··· Supplied records

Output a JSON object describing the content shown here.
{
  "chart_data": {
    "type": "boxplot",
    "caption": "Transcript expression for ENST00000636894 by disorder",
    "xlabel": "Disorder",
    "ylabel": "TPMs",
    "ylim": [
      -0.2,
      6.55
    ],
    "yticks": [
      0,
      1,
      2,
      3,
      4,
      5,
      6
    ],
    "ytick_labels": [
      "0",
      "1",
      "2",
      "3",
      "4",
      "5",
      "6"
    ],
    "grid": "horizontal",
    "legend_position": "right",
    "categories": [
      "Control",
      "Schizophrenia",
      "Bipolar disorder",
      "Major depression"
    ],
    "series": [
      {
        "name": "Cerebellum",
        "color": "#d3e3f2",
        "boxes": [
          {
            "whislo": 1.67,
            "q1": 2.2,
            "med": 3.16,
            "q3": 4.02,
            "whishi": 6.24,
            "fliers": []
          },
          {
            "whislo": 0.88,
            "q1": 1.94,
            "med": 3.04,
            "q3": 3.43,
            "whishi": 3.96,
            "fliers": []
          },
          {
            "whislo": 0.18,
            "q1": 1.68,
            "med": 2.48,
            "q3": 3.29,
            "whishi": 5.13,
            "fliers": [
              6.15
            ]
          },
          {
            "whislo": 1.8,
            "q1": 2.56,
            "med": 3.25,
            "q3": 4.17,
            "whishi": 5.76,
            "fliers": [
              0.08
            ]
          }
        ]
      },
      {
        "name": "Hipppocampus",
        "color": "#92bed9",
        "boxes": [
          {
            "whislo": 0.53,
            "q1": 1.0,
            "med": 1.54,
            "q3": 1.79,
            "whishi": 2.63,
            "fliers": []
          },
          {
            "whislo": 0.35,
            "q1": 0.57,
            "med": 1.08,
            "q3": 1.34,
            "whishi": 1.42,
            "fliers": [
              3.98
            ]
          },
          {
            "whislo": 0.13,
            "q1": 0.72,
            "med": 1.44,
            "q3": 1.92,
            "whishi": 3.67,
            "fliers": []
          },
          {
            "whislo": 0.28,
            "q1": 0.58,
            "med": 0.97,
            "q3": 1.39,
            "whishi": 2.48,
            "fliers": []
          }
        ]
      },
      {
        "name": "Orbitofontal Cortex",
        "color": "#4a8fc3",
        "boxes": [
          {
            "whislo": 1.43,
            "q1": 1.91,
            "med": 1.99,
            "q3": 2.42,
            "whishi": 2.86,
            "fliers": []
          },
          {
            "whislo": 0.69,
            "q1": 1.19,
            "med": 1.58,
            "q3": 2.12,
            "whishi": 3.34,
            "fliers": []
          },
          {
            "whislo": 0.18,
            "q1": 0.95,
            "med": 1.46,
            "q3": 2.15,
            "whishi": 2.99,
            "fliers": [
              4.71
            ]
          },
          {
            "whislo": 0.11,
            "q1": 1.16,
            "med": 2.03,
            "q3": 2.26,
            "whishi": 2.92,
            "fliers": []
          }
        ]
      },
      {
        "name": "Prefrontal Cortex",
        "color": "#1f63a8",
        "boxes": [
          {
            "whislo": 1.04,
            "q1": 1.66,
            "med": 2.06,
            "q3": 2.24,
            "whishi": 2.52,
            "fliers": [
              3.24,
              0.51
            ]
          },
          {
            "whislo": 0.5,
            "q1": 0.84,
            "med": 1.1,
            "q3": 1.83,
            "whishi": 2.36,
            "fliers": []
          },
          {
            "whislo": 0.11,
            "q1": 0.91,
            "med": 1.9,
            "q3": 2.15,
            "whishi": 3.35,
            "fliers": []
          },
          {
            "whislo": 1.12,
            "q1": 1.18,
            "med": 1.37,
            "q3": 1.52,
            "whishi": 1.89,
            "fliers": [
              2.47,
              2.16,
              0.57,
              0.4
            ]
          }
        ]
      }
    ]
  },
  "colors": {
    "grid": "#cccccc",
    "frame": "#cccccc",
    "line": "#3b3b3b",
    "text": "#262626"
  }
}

······

In the material above, find each line that contains the word "Cortex", and select it.

        "name": "Orbitofontal Cortex",
        "name": "Prefrontal Cortex",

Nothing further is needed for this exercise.